━━ DATA PROVIDED
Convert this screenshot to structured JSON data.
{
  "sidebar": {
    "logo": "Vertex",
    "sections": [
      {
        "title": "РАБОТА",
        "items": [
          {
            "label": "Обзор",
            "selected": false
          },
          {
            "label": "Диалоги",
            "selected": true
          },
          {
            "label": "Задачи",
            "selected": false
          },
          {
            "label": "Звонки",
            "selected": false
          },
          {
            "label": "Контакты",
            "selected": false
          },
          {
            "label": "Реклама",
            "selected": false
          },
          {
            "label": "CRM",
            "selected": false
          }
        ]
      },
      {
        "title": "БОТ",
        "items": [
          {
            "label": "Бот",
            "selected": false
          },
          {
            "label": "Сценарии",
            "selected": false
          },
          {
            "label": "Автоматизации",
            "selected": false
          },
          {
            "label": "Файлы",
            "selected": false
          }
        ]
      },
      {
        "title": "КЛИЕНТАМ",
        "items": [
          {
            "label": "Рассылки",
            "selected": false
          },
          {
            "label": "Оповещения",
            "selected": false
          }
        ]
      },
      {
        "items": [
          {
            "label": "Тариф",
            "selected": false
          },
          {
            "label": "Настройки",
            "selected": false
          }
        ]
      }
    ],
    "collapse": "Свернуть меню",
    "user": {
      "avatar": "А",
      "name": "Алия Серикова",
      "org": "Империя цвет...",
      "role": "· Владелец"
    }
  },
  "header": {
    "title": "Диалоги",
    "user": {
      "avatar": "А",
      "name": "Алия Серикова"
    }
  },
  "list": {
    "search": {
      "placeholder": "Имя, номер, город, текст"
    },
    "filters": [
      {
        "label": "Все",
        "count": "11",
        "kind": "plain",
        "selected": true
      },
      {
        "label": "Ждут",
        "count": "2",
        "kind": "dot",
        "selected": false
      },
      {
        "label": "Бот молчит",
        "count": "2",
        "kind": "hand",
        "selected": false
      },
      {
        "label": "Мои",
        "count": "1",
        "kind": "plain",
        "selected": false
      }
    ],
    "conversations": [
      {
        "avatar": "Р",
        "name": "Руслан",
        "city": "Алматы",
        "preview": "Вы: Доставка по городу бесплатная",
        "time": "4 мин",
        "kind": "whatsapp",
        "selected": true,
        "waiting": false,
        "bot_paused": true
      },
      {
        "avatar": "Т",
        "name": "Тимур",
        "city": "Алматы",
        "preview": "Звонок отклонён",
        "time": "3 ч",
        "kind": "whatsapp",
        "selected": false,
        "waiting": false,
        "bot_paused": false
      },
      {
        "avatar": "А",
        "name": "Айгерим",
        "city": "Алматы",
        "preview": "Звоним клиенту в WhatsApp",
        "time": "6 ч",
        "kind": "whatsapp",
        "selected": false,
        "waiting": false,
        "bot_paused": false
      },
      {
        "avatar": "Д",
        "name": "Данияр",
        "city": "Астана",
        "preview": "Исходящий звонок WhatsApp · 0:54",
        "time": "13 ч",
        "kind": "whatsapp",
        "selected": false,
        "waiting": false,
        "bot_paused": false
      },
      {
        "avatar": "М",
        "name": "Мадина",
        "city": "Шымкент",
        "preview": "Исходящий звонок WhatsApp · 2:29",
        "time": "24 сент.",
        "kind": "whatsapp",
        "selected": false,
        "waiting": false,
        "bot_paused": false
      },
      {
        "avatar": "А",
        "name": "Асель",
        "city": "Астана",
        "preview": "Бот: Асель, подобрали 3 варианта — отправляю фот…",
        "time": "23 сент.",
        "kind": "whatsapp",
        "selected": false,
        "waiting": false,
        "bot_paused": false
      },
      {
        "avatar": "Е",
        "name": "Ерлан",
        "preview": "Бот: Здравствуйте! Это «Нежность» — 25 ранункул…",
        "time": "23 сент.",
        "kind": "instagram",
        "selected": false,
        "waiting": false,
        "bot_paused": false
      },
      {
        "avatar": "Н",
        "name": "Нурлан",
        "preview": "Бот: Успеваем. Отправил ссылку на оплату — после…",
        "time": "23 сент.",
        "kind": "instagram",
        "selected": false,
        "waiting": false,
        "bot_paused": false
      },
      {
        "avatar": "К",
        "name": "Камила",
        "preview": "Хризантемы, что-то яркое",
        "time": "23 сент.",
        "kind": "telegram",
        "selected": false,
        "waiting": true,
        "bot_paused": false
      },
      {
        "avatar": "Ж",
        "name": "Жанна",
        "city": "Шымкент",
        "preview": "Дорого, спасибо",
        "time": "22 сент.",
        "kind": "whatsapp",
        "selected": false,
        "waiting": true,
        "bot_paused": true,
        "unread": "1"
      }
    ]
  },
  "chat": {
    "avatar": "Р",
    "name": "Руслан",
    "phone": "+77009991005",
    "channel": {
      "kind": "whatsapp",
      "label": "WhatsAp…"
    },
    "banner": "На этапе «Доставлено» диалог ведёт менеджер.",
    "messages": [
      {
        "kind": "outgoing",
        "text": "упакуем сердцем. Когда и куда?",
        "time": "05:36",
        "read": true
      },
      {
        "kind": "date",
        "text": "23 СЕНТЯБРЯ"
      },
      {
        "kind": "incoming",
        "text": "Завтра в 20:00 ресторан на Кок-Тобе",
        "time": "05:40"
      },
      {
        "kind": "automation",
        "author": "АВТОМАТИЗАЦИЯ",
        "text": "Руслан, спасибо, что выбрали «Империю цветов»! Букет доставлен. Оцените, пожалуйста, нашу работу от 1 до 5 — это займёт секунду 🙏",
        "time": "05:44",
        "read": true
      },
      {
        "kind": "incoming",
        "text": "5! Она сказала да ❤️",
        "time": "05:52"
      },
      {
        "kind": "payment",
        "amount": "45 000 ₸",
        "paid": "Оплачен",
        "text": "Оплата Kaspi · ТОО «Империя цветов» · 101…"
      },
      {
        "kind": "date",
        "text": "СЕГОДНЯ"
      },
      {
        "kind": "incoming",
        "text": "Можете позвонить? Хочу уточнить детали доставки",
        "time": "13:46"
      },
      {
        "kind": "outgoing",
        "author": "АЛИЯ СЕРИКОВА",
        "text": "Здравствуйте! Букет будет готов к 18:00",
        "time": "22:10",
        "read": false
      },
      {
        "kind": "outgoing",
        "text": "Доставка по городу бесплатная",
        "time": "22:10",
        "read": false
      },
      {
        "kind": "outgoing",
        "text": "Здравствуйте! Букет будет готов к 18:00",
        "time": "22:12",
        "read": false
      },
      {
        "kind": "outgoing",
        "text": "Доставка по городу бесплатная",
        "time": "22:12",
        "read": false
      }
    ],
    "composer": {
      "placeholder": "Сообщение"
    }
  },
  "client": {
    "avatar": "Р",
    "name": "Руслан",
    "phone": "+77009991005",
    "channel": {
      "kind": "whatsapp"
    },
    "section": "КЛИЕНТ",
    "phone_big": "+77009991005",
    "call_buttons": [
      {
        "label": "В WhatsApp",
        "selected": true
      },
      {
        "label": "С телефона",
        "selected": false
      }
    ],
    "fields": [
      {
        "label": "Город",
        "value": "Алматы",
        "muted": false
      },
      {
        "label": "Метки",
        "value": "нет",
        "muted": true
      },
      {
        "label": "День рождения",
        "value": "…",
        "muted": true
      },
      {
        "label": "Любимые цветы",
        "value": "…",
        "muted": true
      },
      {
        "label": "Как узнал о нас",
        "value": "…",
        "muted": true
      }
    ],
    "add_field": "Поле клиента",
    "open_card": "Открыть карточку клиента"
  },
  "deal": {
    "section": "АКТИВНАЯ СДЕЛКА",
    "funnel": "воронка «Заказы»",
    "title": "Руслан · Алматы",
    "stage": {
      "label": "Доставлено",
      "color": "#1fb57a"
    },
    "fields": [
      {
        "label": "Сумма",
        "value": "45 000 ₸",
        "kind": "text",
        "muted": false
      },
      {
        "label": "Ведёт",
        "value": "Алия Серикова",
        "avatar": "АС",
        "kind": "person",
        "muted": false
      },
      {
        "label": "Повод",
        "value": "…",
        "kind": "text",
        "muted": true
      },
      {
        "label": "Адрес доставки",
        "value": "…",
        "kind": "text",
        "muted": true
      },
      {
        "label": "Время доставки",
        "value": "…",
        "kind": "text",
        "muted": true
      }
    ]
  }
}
━━━━
━━ DATA PROVIDED
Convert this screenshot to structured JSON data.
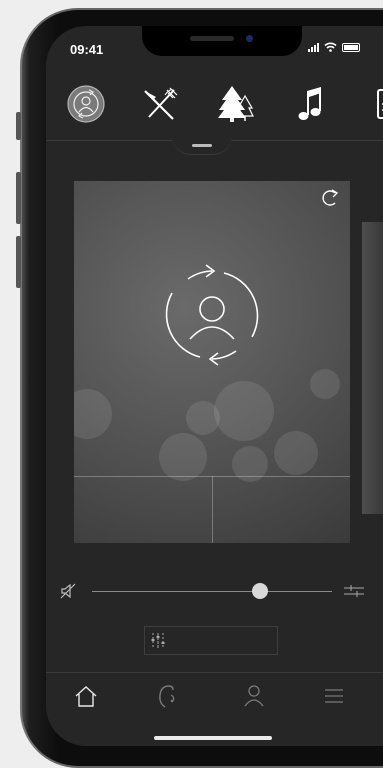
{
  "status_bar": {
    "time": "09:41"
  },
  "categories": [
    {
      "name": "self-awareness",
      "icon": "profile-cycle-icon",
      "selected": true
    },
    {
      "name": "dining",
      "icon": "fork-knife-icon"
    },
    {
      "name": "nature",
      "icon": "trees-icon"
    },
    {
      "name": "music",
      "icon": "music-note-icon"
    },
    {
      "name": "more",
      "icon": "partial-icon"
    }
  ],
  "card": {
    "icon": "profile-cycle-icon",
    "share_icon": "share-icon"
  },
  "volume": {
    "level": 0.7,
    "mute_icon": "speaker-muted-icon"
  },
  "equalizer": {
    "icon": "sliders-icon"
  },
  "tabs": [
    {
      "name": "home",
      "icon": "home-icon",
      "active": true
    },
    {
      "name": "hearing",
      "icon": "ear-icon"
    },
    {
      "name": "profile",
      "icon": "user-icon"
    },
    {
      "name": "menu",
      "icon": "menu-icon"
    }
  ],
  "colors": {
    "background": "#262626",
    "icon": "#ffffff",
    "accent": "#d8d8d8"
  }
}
━━━━
WHAT IS BEING ASKED ▸ Go through the material line by line. Show each line that contains the string "Асель".

TASK SOLUTION ▸
        "name": "Асель",
        "preview": "Бот: Асель, подобрали 3 варианта — отправляю фот…",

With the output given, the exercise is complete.